- TASK INSTRUCTIONS
Repeat the listing in full, exactly as it stands.

- EXTRACTED MATERIAL
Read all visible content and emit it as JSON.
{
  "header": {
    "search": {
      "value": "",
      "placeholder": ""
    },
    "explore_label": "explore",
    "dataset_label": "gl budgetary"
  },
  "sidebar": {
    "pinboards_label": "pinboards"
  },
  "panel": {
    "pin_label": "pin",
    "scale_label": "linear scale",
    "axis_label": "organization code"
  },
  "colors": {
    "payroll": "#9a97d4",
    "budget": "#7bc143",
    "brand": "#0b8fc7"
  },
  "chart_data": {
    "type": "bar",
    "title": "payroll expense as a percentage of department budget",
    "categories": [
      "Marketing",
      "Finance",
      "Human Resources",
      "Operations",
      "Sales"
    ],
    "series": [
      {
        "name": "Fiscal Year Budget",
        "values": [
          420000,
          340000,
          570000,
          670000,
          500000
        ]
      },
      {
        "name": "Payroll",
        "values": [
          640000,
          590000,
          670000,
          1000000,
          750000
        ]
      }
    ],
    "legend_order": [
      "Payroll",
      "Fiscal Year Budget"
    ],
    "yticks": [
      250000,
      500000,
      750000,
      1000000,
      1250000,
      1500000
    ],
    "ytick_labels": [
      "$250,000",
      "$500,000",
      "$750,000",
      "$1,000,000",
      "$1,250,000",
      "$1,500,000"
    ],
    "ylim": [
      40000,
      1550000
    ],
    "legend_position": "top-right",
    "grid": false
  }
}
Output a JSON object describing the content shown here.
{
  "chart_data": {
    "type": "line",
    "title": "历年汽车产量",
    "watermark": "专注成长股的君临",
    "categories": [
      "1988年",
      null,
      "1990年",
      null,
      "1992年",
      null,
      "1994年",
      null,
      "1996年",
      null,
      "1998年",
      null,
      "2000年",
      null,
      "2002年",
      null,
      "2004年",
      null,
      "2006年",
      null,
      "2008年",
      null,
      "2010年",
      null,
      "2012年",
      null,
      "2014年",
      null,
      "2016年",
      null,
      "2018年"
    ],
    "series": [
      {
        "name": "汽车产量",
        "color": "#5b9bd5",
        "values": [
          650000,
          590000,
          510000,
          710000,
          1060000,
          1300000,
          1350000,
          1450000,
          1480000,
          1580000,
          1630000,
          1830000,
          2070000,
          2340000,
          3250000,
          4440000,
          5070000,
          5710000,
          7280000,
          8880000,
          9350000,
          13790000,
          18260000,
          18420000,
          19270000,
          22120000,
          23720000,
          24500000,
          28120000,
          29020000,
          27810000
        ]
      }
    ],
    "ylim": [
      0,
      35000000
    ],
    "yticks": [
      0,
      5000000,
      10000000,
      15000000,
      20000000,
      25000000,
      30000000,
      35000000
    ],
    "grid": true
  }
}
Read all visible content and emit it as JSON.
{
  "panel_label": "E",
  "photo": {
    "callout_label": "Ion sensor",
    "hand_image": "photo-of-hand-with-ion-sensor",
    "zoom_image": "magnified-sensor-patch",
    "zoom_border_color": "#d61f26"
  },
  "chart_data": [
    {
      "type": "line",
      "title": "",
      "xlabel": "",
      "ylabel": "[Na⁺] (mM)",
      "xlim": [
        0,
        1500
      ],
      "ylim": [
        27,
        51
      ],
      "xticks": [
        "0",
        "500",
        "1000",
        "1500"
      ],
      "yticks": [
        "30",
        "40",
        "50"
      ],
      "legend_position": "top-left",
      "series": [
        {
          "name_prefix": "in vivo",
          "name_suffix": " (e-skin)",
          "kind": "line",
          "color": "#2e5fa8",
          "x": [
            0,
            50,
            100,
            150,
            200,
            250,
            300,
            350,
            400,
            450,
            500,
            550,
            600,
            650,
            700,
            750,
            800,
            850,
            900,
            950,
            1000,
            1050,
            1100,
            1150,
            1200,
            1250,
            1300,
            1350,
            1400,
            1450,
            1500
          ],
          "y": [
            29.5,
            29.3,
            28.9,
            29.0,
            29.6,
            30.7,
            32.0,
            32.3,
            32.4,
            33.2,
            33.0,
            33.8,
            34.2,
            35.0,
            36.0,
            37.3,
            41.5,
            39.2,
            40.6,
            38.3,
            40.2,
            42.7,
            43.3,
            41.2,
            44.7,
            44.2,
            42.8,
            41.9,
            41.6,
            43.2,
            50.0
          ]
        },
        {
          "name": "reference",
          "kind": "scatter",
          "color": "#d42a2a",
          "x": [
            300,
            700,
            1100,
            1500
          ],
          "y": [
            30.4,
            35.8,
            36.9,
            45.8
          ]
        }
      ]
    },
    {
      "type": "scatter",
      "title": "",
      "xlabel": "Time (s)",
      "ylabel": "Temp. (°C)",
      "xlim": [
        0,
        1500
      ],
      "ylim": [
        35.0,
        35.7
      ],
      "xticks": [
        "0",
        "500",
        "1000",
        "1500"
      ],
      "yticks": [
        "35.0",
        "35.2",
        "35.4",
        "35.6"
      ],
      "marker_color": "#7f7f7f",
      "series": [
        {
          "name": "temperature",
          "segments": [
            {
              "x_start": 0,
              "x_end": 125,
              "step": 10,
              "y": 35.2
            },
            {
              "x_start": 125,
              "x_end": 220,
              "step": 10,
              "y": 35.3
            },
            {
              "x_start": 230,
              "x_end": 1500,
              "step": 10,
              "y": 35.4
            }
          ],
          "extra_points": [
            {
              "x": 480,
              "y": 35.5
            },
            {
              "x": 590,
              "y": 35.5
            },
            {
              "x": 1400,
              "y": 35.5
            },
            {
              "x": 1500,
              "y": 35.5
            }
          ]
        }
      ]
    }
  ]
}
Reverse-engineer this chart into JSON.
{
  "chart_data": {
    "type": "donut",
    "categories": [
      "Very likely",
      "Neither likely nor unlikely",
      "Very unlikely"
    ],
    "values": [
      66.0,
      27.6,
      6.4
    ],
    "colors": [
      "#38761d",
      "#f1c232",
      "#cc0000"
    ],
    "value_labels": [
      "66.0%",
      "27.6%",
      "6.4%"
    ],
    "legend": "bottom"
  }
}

- SOLUTION
Read all visible content and emit it as JSON.
{
  "header": {
    "search": {
      "value": "",
      "placeholder": ""
    },
    "explore_label": "explore",
    "dataset_label": "gl budgetary"
  },
  "sidebar": {
    "pinboards_label": "pinboards"
  },
  "panel": {
    "pin_label": "pin",
    "scale_label": "linear scale",
    "axis_label": "organization code"
  },
  "colors": {
    "payroll": "#9a97d4",
    "budget": "#7bc143",
    "brand": "#0b8fc7"
  },
  "chart_data": {
    "type": "bar",
    "title": "payroll expense as a percentage of department budget",
    "categories": [
      "Marketing",
      "Finance",
      "Human Resources",
      "Operations",
      "Sales"
    ],
    "series": [
      {
        "name": "Fiscal Year Budget",
        "values": [
          420000,
          340000,
          570000,
          670000,
          500000
        ]
      },
      {
        "name": "Payroll",
        "values": [
          640000,
          590000,
          670000,
          1000000,
          750000
        ]
      }
    ],
    "legend_order": [
      "Payroll",
      "Fiscal Year Budget"
    ],
    "yticks": [
      250000,
      500000,
      750000,
      1000000,
      1250000,
      1500000
    ],
    "ytick_labels": [
      "$250,000",
      "$500,000",
      "$750,000",
      "$1,000,000",
      "$1,250,000",
      "$1,500,000"
    ],
    "ylim": [
      40000,
      1550000
    ],
    "legend_position": "top-right",
    "grid": false
  }
}
Output a JSON object describing the content shown here.
{
  "chart_data": {
    "type": "line",
    "title": "历年汽车产量",
    "watermark": "专注成长股的君临",
    "categories": [
      "1988年",
      null,
      "1990年",
      null,
      "1992年",
      null,
      "1994年",
      null,
      "1996年",
      null,
      "1998年",
      null,
      "2000年",
      null,
      "2002年",
      null,
      "2004年",
      null,
      "2006年",
      null,
      "2008年",
      null,
      "2010年",
      null,
      "2012年",
      null,
      "2014年",
      null,
      "2016年",
      null,
      "2018年"
    ],
    "series": [
      {
        "name": "汽车产量",
        "color": "#5b9bd5",
        "values": [
          650000,
          590000,
          510000,
          710000,
          1060000,
          1300000,
          1350000,
          1450000,
          1480000,
          1580000,
          1630000,
          1830000,
          2070000,
          2340000,
          3250000,
          4440000,
          5070000,
          5710000,
          7280000,
          8880000,
          9350000,
          13790000,
          18260000,
          18420000,
          19270000,
          22120000,
          23720000,
          24500000,
          28120000,
          29020000,
          27810000
        ]
      }
    ],
    "ylim": [
      0,
      35000000
    ],
    "yticks": [
      0,
      5000000,
      10000000,
      15000000,
      20000000,
      25000000,
      30000000,
      35000000
    ],
    "grid": true
  }
}
Read all visible content and emit it as JSON.
{
  "panel_label": "E",
  "photo": {
    "callout_label": "Ion sensor",
    "hand_image": "photo-of-hand-with-ion-sensor",
    "zoom_image": "magnified-sensor-patch",
    "zoom_border_color": "#d61f26"
  },
  "chart_data": [
    {
      "type": "line",
      "title": "",
      "xlabel": "",
      "ylabel": "[Na⁺] (mM)",
      "xlim": [
        0,
        1500
      ],
      "ylim": [
        27,
        51
      ],
      "xticks": [
        "0",
        "500",
        "1000",
        "1500"
      ],
      "yticks": [
        "30",
        "40",
        "50"
      ],
      "legend_position": "top-left",
      "series": [
        {
          "name_prefix": "in vivo",
          "name_suffix": " (e-skin)",
          "kind": "line",
          "color": "#2e5fa8",
          "x": [
            0,
            50,
            100,
            150,
            200,
            250,
            300,
            350,
            400,
            450,
            500,
            550,
            600,
            650,
            700,
            750,
            800,
            850,
            900,
            950,
            1000,
            1050,
            1100,
            1150,
            1200,
            1250,
            1300,
            1350,
            1400,
            1450,
            1500
          ],
          "y": [
            29.5,
            29.3,
            28.9,
            29.0,
            29.6,
            30.7,
            32.0,
            32.3,
            32.4,
            33.2,
            33.0,
            33.8,
            34.2,
            35.0,
            36.0,
            37.3,
            41.5,
            39.2,
            40.6,
            38.3,
            40.2,
            42.7,
            43.3,
            41.2,
            44.7,
            44.2,
            42.8,
            41.9,
            41.6,
            43.2,
            50.0
          ]
        },
        {
          "name": "reference",
          "kind": "scatter",
          "color": "#d42a2a",
          "x": [
            300,
            700,
            1100,
            1500
          ],
          "y": [
            30.4,
            35.8,
            36.9,
            45.8
          ]
        }
      ]
    },
    {
      "type": "scatter",
      "title": "",
      "xlabel": "Time (s)",
      "ylabel": "Temp. (°C)",
      "xlim": [
        0,
        1500
      ],
      "ylim": [
        35.0,
        35.7
      ],
      "xticks": [
        "0",
        "500",
        "1000",
        "1500"
      ],
      "yticks": [
        "35.0",
        "35.2",
        "35.4",
        "35.6"
      ],
      "marker_color": "#7f7f7f",
      "series": [
        {
          "name": "temperature",
          "segments": [
            {
              "x_start": 0,
              "x_end": 125,
              "step": 10,
              "y": 35.2
            },
            {
              "x_start": 125,
              "x_end": 220,
              "step": 10,
              "y": 35.3
            },
            {
              "x_start": 230,
              "x_end": 1500,
              "step": 10,
              "y": 35.4
            }
          ],
          "extra_points": [
            {
              "x": 480,
              "y": 35.5
            },
            {
              "x": 590,
              "y": 35.5
            },
            {
              "x": 1400,
              "y": 35.5
            },
            {
              "x": 1500,
              "y": 35.5
            }
          ]
        }
      ]
    }
  ]
}
Reverse-engineer this chart into JSON.
{
  "chart_data": {
    "type": "donut",
    "categories": [
      "Very likely",
      "Neither likely nor unlikely",
      "Very unlikely"
    ],
    "values": [
      66.0,
      27.6,
      6.4
    ],
    "colors": [
      "#38761d",
      "#f1c232",
      "#cc0000"
    ],
    "value_labels": [
      "66.0%",
      "27.6%",
      "6.4%"
    ],
    "legend": "bottom"
  }
}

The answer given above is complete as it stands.